::: Given records :::

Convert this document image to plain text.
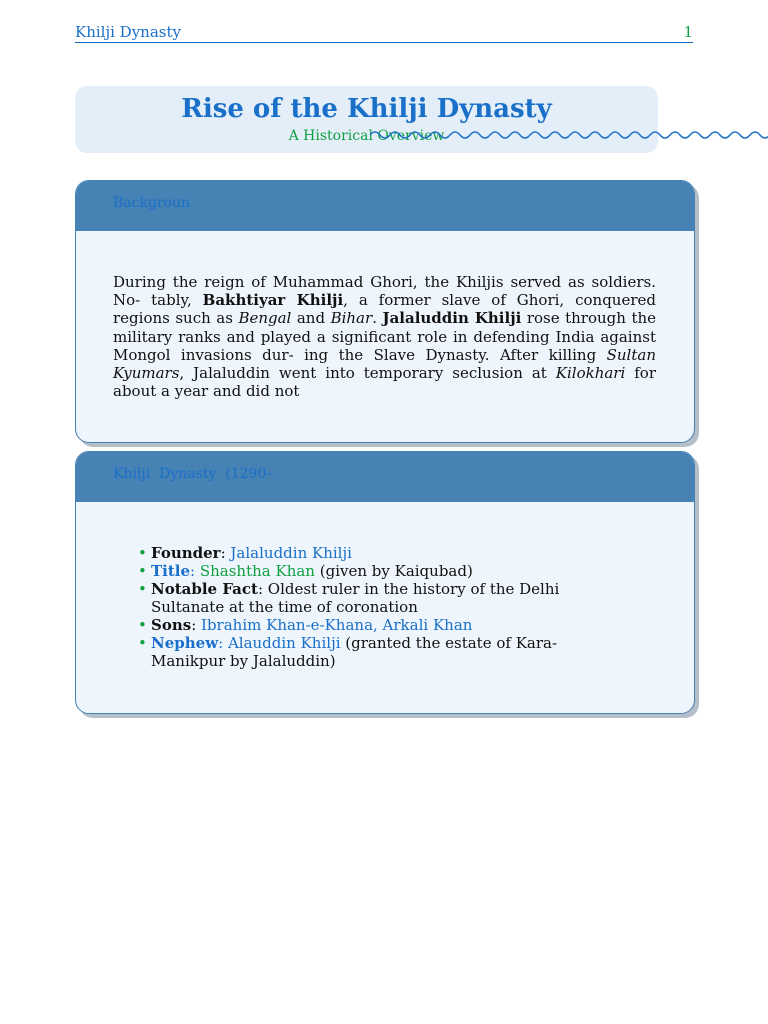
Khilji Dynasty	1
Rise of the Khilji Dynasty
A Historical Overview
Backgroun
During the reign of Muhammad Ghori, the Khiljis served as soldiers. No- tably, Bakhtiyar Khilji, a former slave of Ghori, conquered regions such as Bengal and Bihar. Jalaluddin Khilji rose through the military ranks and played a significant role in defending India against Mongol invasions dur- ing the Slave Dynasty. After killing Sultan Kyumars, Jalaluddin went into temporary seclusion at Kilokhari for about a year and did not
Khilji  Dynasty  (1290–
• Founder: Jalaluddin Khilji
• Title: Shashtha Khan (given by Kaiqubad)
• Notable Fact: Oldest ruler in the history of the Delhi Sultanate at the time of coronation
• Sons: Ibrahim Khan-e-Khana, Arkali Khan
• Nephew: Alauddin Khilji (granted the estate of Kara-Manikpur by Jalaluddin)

:::

■ **Objective**
Reproduce the material above verbatim; omit every picture.

■ **Solution to this problem**
Convert this document image to plain text.
Khilji Dynasty	1
Rise of the Khilji Dynasty
A Historical Overview
Backgroun
During the reign of Muhammad Ghori, the Khiljis served as soldiers. No- tably, Bakhtiyar Khilji, a former slave of Ghori, conquered regions such as Bengal and Bihar. Jalaluddin Khilji rose through the military ranks and played a significant role in defending India against Mongol invasions dur- ing the Slave Dynasty. After killing Sultan Kyumars, Jalaluddin went into temporary seclusion at Kilokhari for about a year and did not
Khilji  Dynasty  (1290–
• Founder: Jalaluddin Khilji
• Title: Shashtha Khan (given by Kaiqubad)
• Notable Fact: Oldest ruler in the history of the Delhi Sultanate at the time of coronation
• Sons: Ibrahim Khan-e-Khana, Arkali Khan
• Nephew: Alauddin Khilji (granted the estate of Kara-Manikpur by Jalaluddin)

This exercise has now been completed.